**Aim of the task:**
Count the lines in the entries below that contain the string "title", matching case exactly, and give only the number.

(Visual layout annotation entries)

* * * *

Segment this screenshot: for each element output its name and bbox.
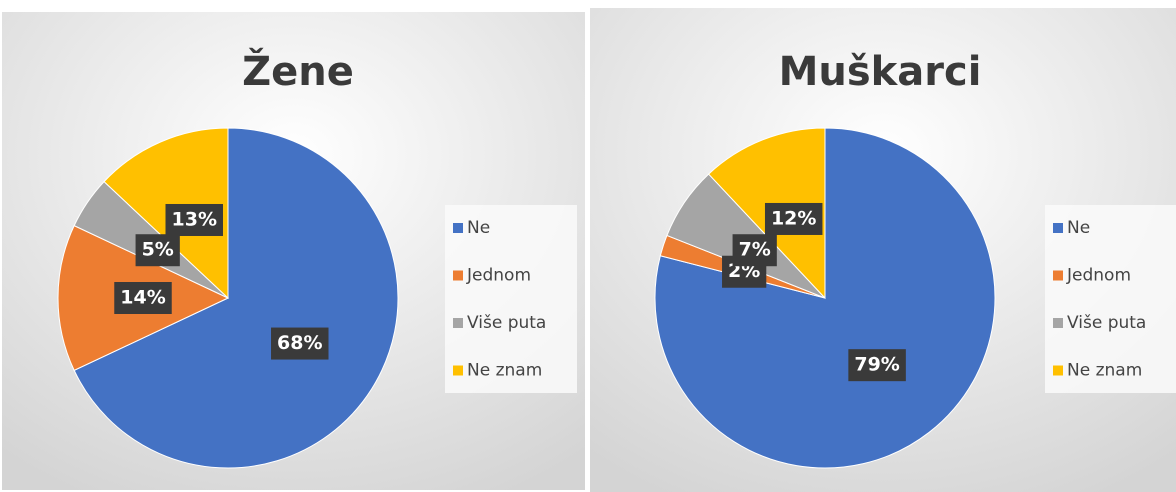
data-label-box — [165, 203, 223, 236]
data-label: 14% — [120, 287, 165, 309]
data-label-box — [135, 234, 180, 267]
pie-slice — [654, 127, 996, 469]
data-label-box — [271, 327, 329, 360]
legend-box — [445, 205, 577, 393]
legend-swatch — [453, 365, 463, 376]
legend-swatch — [453, 270, 463, 281]
data-label-box — [732, 234, 777, 267]
legend-label: Više puta — [1067, 313, 1146, 333]
data-label: 13% — [172, 208, 217, 230]
chart-title: Žene — [242, 47, 354, 95]
chart-title: Muškarci — [779, 49, 982, 95]
data-label: 68% — [277, 332, 322, 354]
legend-box — [1045, 205, 1176, 393]
data-label: 12% — [771, 207, 816, 229]
legend-label: Ne znam — [1067, 361, 1142, 381]
legend-label: Jednom — [1066, 266, 1131, 286]
legend-label: Više puta — [467, 313, 546, 333]
data-label-box — [848, 349, 906, 382]
data-label: 7% — [739, 239, 771, 261]
legend-swatch — [1053, 318, 1063, 328]
data-label: 79% — [854, 354, 899, 376]
legend-swatch — [1053, 270, 1063, 281]
legend-swatch — [453, 318, 463, 328]
data-label: 5% — [142, 239, 174, 261]
legend-label: Ne — [467, 218, 490, 238]
legend-label: Jednom — [466, 266, 531, 286]
legend-label: Ne znam — [467, 361, 542, 381]
legend-swatch — [1053, 365, 1063, 376]
legend-swatch — [453, 223, 463, 233]
data-label-box — [764, 202, 823, 235]
legend-swatch — [1053, 223, 1063, 233]
data-label-box — [114, 282, 172, 314]
pie-slice — [73, 127, 399, 469]
legend-label: Ne — [1067, 218, 1090, 238]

* * * *

**Correct response:**
2